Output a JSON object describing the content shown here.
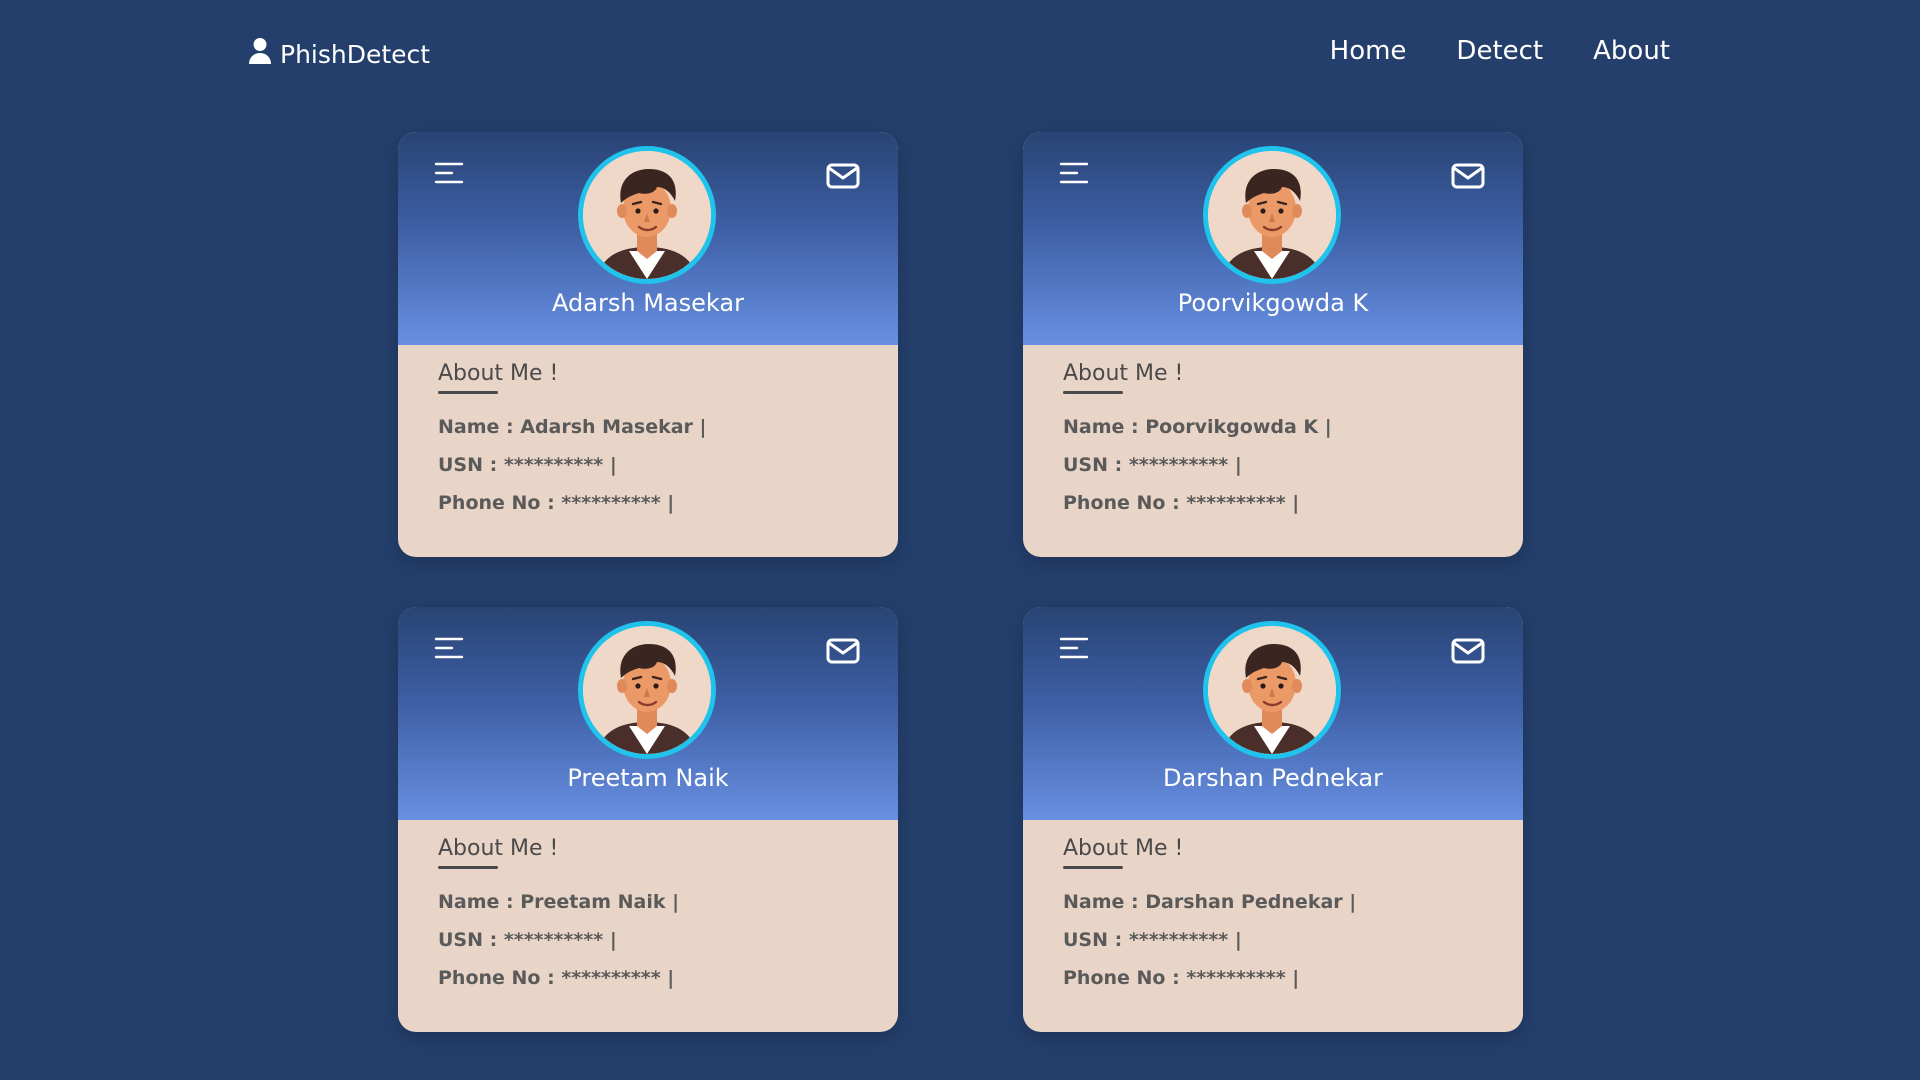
{
  "nav": {
    "brand": "PhishDetect",
    "links": [
      "Home",
      "Detect",
      "About"
    ]
  },
  "colors": {
    "background": "#243f6c",
    "avatar_ring": "#1fc3ec",
    "card_body": "#e8d5c7"
  },
  "cards": [
    {
      "name": "Adarsh Masekar",
      "about_title": "About Me !",
      "name_row": "Name : Adarsh Masekar |",
      "usn_row": "USN : ********** |",
      "phone_row": "Phone No : ********** |"
    },
    {
      "name": "Poorvikgowda K",
      "about_title": "About Me !",
      "name_row": "Name : Poorvikgowda K |",
      "usn_row": "USN : ********** |",
      "phone_row": "Phone No : ********** |"
    },
    {
      "name": "Preetam Naik",
      "about_title": "About Me !",
      "name_row": "Name : Preetam Naik |",
      "usn_row": "USN : ********** |",
      "phone_row": "Phone No : ********** |"
    },
    {
      "name": "Darshan Pednekar",
      "about_title": "About Me !",
      "name_row": "Name : Darshan Pednekar |",
      "usn_row": "USN : ********** |",
      "phone_row": "Phone No : ********** |"
    }
  ],
  "icons": {
    "brand": "user-icon",
    "menu": "menu-icon",
    "mail": "mail-icon",
    "avatar": "avatar-illustration"
  }
}
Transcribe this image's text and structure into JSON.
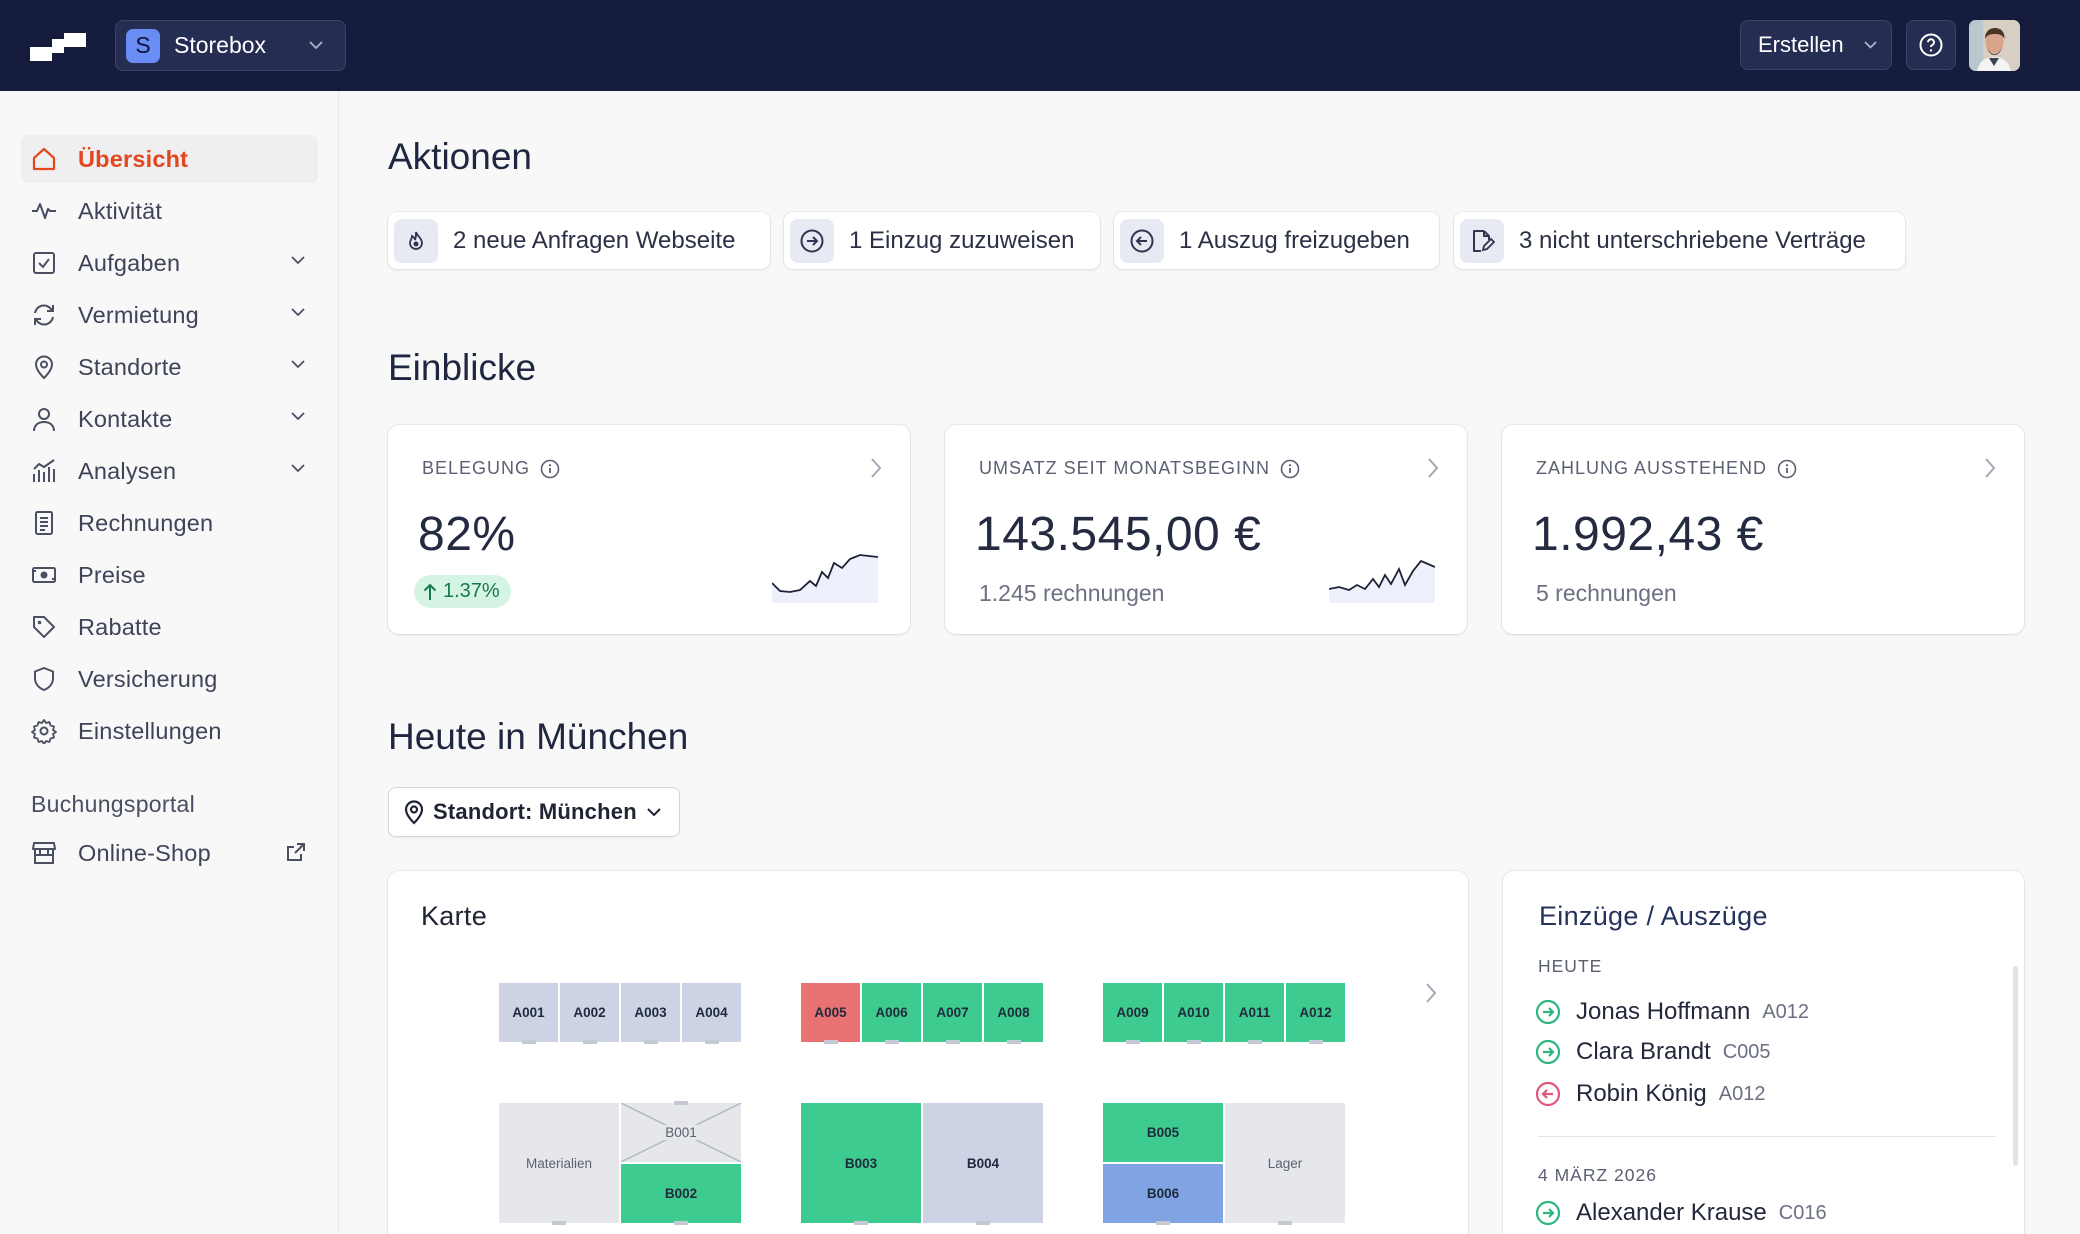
{
  "app": {
    "workspace": "Storebox",
    "workspace_initial": "S",
    "create_label": "Erstellen",
    "accent": "#e4461d",
    "topbar_bg": "#151c3d"
  },
  "sidebar": {
    "items": [
      {
        "label": "Übersicht",
        "icon": "home-icon",
        "active": true
      },
      {
        "label": "Aktivität",
        "icon": "activity-icon"
      },
      {
        "label": "Aufgaben",
        "icon": "checkbox-icon",
        "expandable": true
      },
      {
        "label": "Vermietung",
        "icon": "refresh-icon",
        "expandable": true
      },
      {
        "label": "Standorte",
        "icon": "map-pin-icon",
        "expandable": true
      },
      {
        "label": "Kontakte",
        "icon": "user-icon",
        "expandable": true
      },
      {
        "label": "Analysen",
        "icon": "chart-icon",
        "expandable": true
      },
      {
        "label": "Rechnungen",
        "icon": "invoice-icon"
      },
      {
        "label": "Preise",
        "icon": "banknote-icon"
      },
      {
        "label": "Rabatte",
        "icon": "tag-icon"
      },
      {
        "label": "Versicherung",
        "icon": "shield-icon"
      },
      {
        "label": "Einstellungen",
        "icon": "gear-icon"
      }
    ],
    "section_title": "Buchungsportal",
    "portal_item": {
      "label": "Online-Shop",
      "icon": "store-icon"
    }
  },
  "actions": {
    "title": "Aktionen",
    "chips": [
      {
        "label": "2 neue Anfragen Webseite",
        "icon": "flame-icon"
      },
      {
        "label": "1 Einzug zuzuweisen",
        "icon": "arrow-right-circle-icon"
      },
      {
        "label": "1 Auszug freizugeben",
        "icon": "arrow-left-circle-icon"
      },
      {
        "label": "3 nicht unterschriebene Verträge",
        "icon": "document-sign-icon"
      }
    ]
  },
  "insights": {
    "title": "Einblicke",
    "cards": [
      {
        "title": "BELEGUNG",
        "value": "82%",
        "badge": "1.37%"
      },
      {
        "title": "UMSATZ SEIT MONATSBEGINN",
        "value": "143.545,00 €",
        "sub": "1.245 rechnungen"
      },
      {
        "title": "ZAHLUNG AUSSTEHEND",
        "value": "1.992,43 €",
        "sub": "5 rechnungen"
      }
    ]
  },
  "today": {
    "title": "Heute in München",
    "location_select": "Standort: München",
    "map": {
      "title": "Karte",
      "units": {
        "A001": "A001",
        "A002": "A002",
        "A003": "A003",
        "A004": "A004",
        "A005": "A005",
        "A006": "A006",
        "A007": "A007",
        "A008": "A008",
        "A009": "A009",
        "A010": "A010",
        "A011": "A011",
        "A012": "A012",
        "B001": "B001",
        "B002": "B002",
        "B003": "B003",
        "B004": "B004",
        "B005": "B005",
        "B006": "B006",
        "materials": "Materialien",
        "storage": "Lager"
      },
      "status_colors": {
        "free": "#cdd3e5",
        "occupied": "#3ecb90",
        "overdue": "#e97373",
        "reserved": "#7fa3e3"
      }
    },
    "moves": {
      "title": "Einzüge / Auszüge",
      "groups": [
        {
          "day": "HEUTE",
          "entries": [
            {
              "name": "Jonas Hoffmann",
              "unit": "A012",
              "type": "in"
            },
            {
              "name": "Clara Brandt",
              "unit": "C005",
              "type": "in"
            },
            {
              "name": "Robin König",
              "unit": "A012",
              "type": "out"
            }
          ]
        },
        {
          "day": "4 MÄRZ 2026",
          "entries": [
            {
              "name": "Alexander Krause",
              "unit": "C016",
              "type": "in"
            }
          ]
        }
      ]
    }
  }
}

|---|

» **What to do**:
Go through the records and pull out each line that includes the word "Darshan".

» **Solved exercise**:
      "name": "Darshan Pednekar",
      "name_row": "Name : Darshan Pednekar |",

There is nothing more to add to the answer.